**Task details:**
Which lines include the word "ibland"? Copy each of them.

**Supplied entries:**

_ _ _ _ _ _ _

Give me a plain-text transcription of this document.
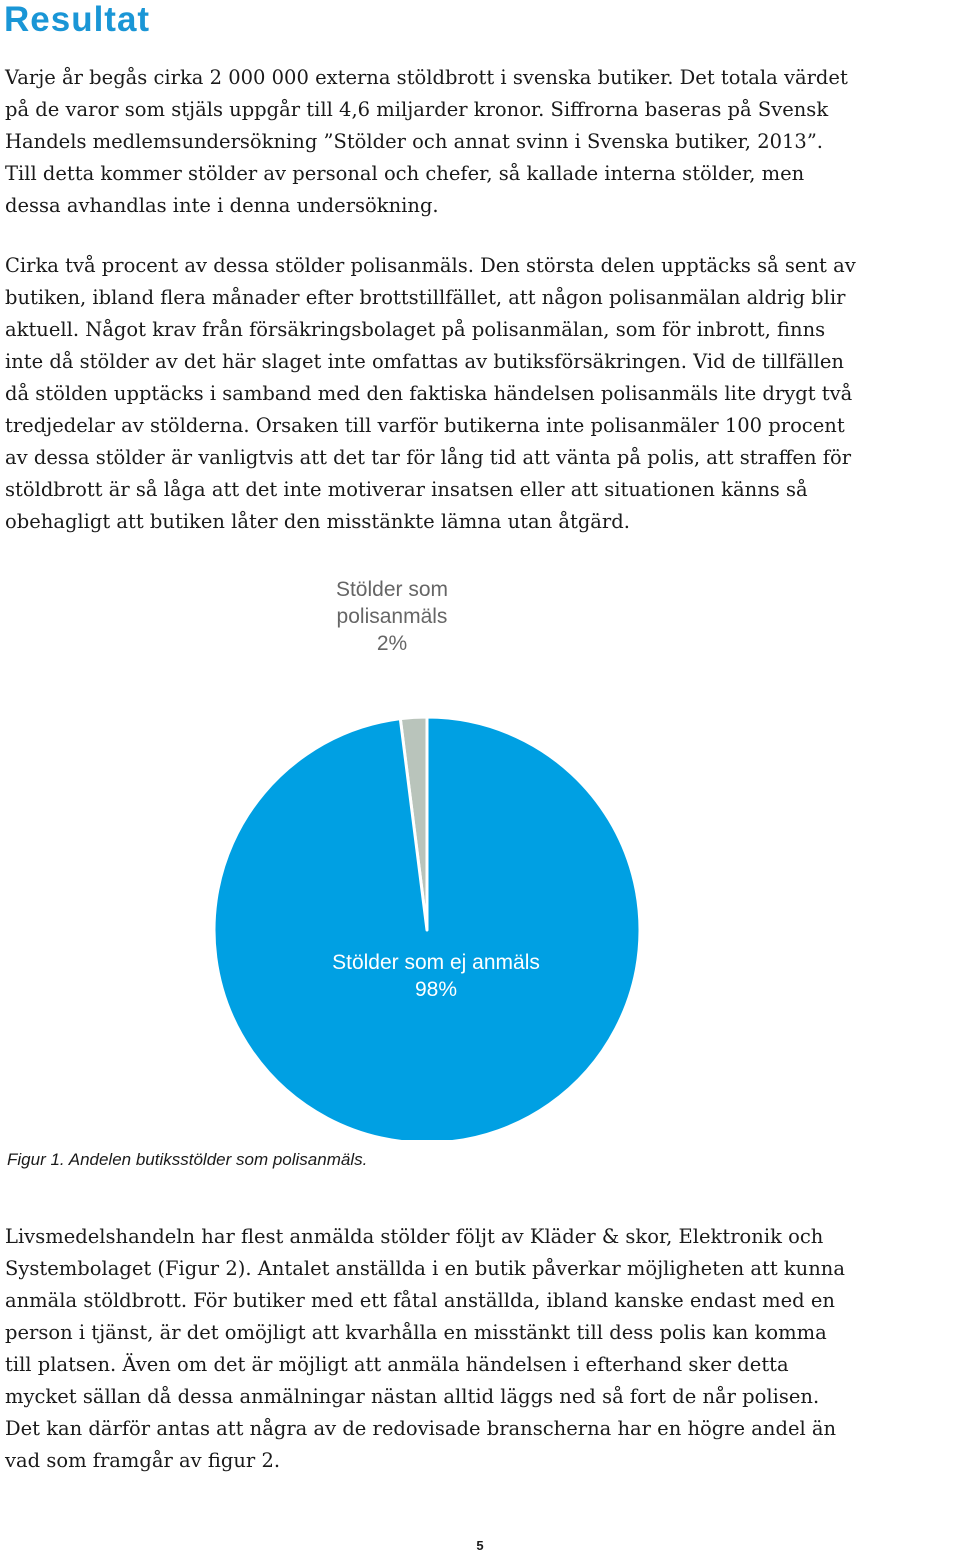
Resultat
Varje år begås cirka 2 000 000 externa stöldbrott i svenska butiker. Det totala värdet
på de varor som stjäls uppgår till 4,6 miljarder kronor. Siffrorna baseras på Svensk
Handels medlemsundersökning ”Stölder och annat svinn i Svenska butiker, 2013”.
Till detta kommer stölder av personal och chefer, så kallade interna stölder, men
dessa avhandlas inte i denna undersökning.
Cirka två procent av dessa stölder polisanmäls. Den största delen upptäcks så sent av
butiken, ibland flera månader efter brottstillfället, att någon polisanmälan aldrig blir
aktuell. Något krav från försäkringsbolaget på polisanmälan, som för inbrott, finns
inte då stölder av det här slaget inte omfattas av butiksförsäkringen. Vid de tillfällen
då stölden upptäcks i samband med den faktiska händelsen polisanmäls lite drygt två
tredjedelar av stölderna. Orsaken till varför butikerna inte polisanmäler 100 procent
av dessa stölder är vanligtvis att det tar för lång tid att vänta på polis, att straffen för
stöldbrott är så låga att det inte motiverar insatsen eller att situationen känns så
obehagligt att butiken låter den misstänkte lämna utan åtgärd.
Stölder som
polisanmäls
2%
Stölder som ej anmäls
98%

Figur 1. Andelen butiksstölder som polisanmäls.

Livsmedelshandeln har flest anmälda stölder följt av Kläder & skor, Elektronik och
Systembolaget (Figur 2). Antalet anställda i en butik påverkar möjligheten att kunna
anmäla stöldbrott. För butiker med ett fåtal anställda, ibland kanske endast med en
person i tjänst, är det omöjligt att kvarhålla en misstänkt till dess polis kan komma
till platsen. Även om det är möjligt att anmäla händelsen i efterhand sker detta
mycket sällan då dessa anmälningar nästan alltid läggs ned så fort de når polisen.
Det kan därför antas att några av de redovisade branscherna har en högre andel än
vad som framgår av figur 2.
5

_ _ _ _ _ _ _

**Answer to the task:**
butiken, ibland flera månader efter brottstillfället, att någon polisanmälan aldrig blir
anmäla stöldbrott. För butiker med ett fåtal anställda, ibland kanske endast med en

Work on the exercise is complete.